> EXERCISE:
Would you quote the material below in full and unchanged?
=======
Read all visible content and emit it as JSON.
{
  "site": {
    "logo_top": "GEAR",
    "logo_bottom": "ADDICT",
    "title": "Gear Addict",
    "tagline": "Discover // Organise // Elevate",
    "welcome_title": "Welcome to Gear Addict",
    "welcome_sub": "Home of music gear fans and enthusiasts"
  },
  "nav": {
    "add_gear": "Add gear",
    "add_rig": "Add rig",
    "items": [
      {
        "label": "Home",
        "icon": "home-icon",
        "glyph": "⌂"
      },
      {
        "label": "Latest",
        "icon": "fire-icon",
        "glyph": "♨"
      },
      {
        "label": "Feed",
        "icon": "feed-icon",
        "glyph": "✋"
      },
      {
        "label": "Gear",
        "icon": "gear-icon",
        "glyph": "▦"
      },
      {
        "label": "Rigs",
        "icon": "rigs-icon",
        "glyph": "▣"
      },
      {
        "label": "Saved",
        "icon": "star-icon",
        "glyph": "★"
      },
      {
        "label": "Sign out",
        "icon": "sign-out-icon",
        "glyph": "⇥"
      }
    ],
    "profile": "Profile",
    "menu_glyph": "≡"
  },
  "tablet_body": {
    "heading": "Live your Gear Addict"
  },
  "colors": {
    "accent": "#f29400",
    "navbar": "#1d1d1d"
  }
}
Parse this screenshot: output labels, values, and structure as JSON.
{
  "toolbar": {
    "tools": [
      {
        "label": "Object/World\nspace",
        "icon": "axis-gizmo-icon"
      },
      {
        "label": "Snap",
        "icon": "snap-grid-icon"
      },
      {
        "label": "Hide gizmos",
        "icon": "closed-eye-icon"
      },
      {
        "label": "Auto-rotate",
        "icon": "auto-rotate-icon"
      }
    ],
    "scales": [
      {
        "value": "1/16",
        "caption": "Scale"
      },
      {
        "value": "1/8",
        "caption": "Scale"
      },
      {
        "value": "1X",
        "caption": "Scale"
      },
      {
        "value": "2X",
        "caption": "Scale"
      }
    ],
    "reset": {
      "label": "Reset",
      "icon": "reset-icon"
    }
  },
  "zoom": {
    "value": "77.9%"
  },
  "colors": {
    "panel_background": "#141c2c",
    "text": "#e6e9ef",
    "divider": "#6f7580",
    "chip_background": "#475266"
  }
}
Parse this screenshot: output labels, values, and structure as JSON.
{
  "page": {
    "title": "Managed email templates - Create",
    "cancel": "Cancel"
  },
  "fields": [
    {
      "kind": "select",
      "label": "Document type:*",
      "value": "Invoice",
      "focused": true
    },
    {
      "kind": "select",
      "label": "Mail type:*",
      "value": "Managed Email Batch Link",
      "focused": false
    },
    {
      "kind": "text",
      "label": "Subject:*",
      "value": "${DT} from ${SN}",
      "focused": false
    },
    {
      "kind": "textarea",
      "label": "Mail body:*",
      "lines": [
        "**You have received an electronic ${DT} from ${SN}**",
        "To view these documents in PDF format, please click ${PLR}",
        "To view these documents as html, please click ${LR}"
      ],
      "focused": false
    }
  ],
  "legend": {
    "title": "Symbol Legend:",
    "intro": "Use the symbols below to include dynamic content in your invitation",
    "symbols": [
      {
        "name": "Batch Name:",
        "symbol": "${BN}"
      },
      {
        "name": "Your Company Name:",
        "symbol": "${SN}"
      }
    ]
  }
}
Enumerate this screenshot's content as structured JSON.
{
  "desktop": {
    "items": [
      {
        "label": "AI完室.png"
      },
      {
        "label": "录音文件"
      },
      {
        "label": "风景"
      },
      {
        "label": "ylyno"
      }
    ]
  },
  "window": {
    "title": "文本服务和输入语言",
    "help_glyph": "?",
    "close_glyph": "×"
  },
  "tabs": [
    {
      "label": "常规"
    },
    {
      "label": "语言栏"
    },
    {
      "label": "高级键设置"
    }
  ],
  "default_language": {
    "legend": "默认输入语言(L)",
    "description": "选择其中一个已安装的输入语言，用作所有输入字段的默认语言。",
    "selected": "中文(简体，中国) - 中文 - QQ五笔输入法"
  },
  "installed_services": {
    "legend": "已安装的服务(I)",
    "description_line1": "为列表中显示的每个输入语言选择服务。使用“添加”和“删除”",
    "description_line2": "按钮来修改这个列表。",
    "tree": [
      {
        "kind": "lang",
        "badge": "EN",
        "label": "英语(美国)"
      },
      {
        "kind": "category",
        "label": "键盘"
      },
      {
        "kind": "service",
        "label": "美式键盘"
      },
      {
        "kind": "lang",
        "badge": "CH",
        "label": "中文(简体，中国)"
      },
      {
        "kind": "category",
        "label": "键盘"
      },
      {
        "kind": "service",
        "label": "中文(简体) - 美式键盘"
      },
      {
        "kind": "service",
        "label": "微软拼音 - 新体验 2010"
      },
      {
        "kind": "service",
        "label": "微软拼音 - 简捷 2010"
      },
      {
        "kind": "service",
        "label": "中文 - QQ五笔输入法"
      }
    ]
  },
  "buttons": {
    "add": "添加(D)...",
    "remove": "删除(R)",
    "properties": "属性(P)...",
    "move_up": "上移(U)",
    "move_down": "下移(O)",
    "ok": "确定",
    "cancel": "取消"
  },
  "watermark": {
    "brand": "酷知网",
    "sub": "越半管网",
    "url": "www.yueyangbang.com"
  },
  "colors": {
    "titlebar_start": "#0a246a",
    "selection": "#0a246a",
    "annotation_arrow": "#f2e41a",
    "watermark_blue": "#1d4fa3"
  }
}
=======
> EXERCISE ANSWER:
Read all visible content and emit it as JSON.
{
  "site": {
    "logo_top": "GEAR",
    "logo_bottom": "ADDICT",
    "title": "Gear Addict",
    "tagline": "Discover // Organise // Elevate",
    "welcome_title": "Welcome to Gear Addict",
    "welcome_sub": "Home of music gear fans and enthusiasts"
  },
  "nav": {
    "add_gear": "Add gear",
    "add_rig": "Add rig",
    "items": [
      {
        "label": "Home",
        "icon": "home-icon",
        "glyph": "⌂"
      },
      {
        "label": "Latest",
        "icon": "fire-icon",
        "glyph": "♨"
      },
      {
        "label": "Feed",
        "icon": "feed-icon",
        "glyph": "✋"
      },
      {
        "label": "Gear",
        "icon": "gear-icon",
        "glyph": "▦"
      },
      {
        "label": "Rigs",
        "icon": "rigs-icon",
        "glyph": "▣"
      },
      {
        "label": "Saved",
        "icon": "star-icon",
        "glyph": "★"
      },
      {
        "label": "Sign out",
        "icon": "sign-out-icon",
        "glyph": "⇥"
      }
    ],
    "profile": "Profile",
    "menu_glyph": "≡"
  },
  "tablet_body": {
    "heading": "Live your Gear Addict"
  },
  "colors": {
    "accent": "#f29400",
    "navbar": "#1d1d1d"
  }
}
Parse this screenshot: output labels, values, and structure as JSON.
{
  "toolbar": {
    "tools": [
      {
        "label": "Object/World\nspace",
        "icon": "axis-gizmo-icon"
      },
      {
        "label": "Snap",
        "icon": "snap-grid-icon"
      },
      {
        "label": "Hide gizmos",
        "icon": "closed-eye-icon"
      },
      {
        "label": "Auto-rotate",
        "icon": "auto-rotate-icon"
      }
    ],
    "scales": [
      {
        "value": "1/16",
        "caption": "Scale"
      },
      {
        "value": "1/8",
        "caption": "Scale"
      },
      {
        "value": "1X",
        "caption": "Scale"
      },
      {
        "value": "2X",
        "caption": "Scale"
      }
    ],
    "reset": {
      "label": "Reset",
      "icon": "reset-icon"
    }
  },
  "zoom": {
    "value": "77.9%"
  },
  "colors": {
    "panel_background": "#141c2c",
    "text": "#e6e9ef",
    "divider": "#6f7580",
    "chip_background": "#475266"
  }
}
Parse this screenshot: output labels, values, and structure as JSON.
{
  "page": {
    "title": "Managed email templates - Create",
    "cancel": "Cancel"
  },
  "fields": [
    {
      "kind": "select",
      "label": "Document type:*",
      "value": "Invoice",
      "focused": true
    },
    {
      "kind": "select",
      "label": "Mail type:*",
      "value": "Managed Email Batch Link",
      "focused": false
    },
    {
      "kind": "text",
      "label": "Subject:*",
      "value": "${DT} from ${SN}",
      "focused": false
    },
    {
      "kind": "textarea",
      "label": "Mail body:*",
      "lines": [
        "**You have received an electronic ${DT} from ${SN}**",
        "To view these documents in PDF format, please click ${PLR}",
        "To view these documents as html, please click ${LR}"
      ],
      "focused": false
    }
  ],
  "legend": {
    "title": "Symbol Legend:",
    "intro": "Use the symbols below to include dynamic content in your invitation",
    "symbols": [
      {
        "name": "Batch Name:",
        "symbol": "${BN}"
      },
      {
        "name": "Your Company Name:",
        "symbol": "${SN}"
      }
    ]
  }
}
Enumerate this screenshot's content as structured JSON.
{
  "desktop": {
    "items": [
      {
        "label": "AI完室.png"
      },
      {
        "label": "录音文件"
      },
      {
        "label": "风景"
      },
      {
        "label": "ylyno"
      }
    ]
  },
  "window": {
    "title": "文本服务和输入语言",
    "help_glyph": "?",
    "close_glyph": "×"
  },
  "tabs": [
    {
      "label": "常规"
    },
    {
      "label": "语言栏"
    },
    {
      "label": "高级键设置"
    }
  ],
  "default_language": {
    "legend": "默认输入语言(L)",
    "description": "选择其中一个已安装的输入语言，用作所有输入字段的默认语言。",
    "selected": "中文(简体，中国) - 中文 - QQ五笔输入法"
  },
  "installed_services": {
    "legend": "已安装的服务(I)",
    "description_line1": "为列表中显示的每个输入语言选择服务。使用“添加”和“删除”",
    "description_line2": "按钮来修改这个列表。",
    "tree": [
      {
        "kind": "lang",
        "badge": "EN",
        "label": "英语(美国)"
      },
      {
        "kind": "category",
        "label": "键盘"
      },
      {
        "kind": "service",
        "label": "美式键盘"
      },
      {
        "kind": "lang",
        "badge": "CH",
        "label": "中文(简体，中国)"
      },
      {
        "kind": "category",
        "label": "键盘"
      },
      {
        "kind": "service",
        "label": "中文(简体) - 美式键盘"
      },
      {
        "kind": "service",
        "label": "微软拼音 - 新体验 2010"
      },
      {
        "kind": "service",
        "label": "微软拼音 - 简捷 2010"
      },
      {
        "kind": "service",
        "label": "中文 - QQ五笔输入法"
      }
    ]
  },
  "buttons": {
    "add": "添加(D)...",
    "remove": "删除(R)",
    "properties": "属性(P)...",
    "move_up": "上移(U)",
    "move_down": "下移(O)",
    "ok": "确定",
    "cancel": "取消"
  },
  "watermark": {
    "brand": "酷知网",
    "sub": "越半管网",
    "url": "www.yueyangbang.com"
  },
  "colors": {
    "titlebar_start": "#0a246a",
    "selection": "#0a246a",
    "annotation_arrow": "#f2e41a",
    "watermark_blue": "#1d4fa3"
  }
}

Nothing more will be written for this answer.